### EXTRACTED TEXT
Kelly  Maybedog Sounds awful.


message 2: by Robert (new) - added it

Robert I think it's a failed experiment, or perhaps multiple experiments, most of which didn't work. The Police Chief was potentially really interesting, but didn't get enough "air time."

I also think others might not necessarily have the same problem with the killer's perspective. I find it difficult to pin down exactly why I didn't like it.


message 3: by Kelly (new)

Kelly  Maybedog I've had that problem too. A couple of days ago I finished a book that looks like my thing when I broke it down but something about it just didn't work for me when looked at as a whole. And I can't say what that is.


message 4: by Robert (new) - added it

Robert When I say I find it difficult to pin down why I didn't like it, I'm referring specifically to the killer's perspective.

I suspect that the narrower the genre the harder it is to be innovative and successful at the same time. If you try a heap of non-standard approaches in one such novel it is much more likely than not that the end-product will turn out flawed. I don't think people should refrain from all experimentation, though: we wouldn't have hard-boiled detective fiction, for instance, if nobody ever tried anything but the Victorian amateur sleuth, for example.
######
### DATA LINES
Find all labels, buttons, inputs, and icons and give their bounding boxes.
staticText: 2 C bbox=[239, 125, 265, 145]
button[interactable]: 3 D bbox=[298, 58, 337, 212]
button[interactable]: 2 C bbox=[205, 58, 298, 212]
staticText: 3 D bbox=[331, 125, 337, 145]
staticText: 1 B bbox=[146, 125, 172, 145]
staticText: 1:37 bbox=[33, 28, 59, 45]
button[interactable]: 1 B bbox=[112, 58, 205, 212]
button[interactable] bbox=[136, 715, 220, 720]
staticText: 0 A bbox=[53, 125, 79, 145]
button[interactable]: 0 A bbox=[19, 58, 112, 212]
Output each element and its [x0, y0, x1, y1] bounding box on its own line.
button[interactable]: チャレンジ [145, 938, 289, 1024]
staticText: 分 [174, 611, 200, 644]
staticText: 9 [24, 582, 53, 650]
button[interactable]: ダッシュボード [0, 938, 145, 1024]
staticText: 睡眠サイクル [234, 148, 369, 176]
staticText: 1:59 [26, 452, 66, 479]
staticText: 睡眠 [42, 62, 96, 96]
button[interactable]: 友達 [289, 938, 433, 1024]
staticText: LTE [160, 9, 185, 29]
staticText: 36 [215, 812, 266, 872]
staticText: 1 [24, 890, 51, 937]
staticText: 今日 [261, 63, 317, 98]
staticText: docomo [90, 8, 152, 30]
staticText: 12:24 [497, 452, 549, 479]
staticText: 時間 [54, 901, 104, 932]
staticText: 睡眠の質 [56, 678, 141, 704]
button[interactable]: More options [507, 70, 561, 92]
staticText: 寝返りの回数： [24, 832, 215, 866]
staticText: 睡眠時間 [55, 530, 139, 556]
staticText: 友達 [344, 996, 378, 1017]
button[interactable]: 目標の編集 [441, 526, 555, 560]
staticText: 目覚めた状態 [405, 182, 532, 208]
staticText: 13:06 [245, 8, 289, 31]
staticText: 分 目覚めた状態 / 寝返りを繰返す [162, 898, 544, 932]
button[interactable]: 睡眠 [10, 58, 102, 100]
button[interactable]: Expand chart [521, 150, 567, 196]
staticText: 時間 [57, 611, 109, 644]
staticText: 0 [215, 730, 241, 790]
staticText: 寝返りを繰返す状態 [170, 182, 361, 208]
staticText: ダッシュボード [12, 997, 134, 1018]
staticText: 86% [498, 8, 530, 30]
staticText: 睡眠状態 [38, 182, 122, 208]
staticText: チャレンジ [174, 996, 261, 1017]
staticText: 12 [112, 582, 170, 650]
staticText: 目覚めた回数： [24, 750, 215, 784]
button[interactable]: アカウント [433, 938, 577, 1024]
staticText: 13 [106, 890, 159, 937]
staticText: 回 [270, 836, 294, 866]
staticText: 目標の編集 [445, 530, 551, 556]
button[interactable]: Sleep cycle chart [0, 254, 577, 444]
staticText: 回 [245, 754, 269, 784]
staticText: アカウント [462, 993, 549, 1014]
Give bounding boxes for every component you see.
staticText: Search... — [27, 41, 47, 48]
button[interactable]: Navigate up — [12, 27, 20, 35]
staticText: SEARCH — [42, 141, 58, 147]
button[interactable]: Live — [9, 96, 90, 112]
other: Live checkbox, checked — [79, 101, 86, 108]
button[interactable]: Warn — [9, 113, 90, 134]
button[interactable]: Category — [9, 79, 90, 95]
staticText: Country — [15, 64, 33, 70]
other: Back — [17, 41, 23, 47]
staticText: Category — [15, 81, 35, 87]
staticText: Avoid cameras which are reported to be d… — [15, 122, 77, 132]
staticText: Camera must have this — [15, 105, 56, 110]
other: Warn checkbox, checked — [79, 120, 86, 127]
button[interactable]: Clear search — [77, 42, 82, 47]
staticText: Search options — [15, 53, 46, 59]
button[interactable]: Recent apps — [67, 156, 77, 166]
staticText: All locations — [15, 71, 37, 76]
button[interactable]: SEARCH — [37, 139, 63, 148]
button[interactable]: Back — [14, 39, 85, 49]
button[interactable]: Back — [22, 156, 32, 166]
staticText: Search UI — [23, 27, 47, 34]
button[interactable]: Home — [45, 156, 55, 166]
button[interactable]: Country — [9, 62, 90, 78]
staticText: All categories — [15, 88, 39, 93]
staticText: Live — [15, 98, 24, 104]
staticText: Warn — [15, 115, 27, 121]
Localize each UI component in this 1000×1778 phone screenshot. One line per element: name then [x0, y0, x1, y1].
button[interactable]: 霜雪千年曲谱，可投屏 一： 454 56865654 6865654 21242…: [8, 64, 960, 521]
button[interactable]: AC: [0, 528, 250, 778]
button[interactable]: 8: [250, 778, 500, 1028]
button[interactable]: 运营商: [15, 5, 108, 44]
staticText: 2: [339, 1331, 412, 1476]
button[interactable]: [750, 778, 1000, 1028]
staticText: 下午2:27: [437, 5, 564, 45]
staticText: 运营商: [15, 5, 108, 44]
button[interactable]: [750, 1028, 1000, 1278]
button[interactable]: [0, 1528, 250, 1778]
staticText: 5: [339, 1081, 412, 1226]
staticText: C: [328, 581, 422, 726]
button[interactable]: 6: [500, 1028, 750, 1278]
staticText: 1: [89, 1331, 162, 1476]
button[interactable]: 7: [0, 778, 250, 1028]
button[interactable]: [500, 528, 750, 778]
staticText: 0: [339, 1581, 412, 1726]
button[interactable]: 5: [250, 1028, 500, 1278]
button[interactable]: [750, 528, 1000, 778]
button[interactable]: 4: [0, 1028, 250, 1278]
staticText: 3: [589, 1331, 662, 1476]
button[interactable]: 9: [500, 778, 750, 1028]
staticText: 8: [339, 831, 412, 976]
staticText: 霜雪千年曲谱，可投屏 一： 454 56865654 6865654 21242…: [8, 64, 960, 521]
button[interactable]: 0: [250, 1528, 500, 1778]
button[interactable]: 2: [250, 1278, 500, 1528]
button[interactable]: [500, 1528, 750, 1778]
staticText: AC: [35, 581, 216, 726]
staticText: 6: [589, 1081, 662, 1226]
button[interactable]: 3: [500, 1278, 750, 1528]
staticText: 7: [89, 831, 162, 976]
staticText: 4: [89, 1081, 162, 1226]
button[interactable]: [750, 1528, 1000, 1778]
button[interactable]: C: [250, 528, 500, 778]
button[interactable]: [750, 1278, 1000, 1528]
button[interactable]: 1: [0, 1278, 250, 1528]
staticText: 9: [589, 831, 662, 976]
######
**EXERCISE 1**: In the book discussion, which character does Robert call potentially really interesting but lacking enough "air time"?
**EXERCISE 2**: Using the book discussion, explain why Robert thinks people should not give up all experimentation in narrow genres.

**CORRECT OUTPUT 1**: The Police Chief.

**CORRECT OUTPUT 2**: Robert says that without experimentation there would be no hard-boiled detective fiction, because it came from writers trying something other than the Victorian amateur sleuth. He argues this even though many non-standard approaches in one novel will likely produce a flawed result.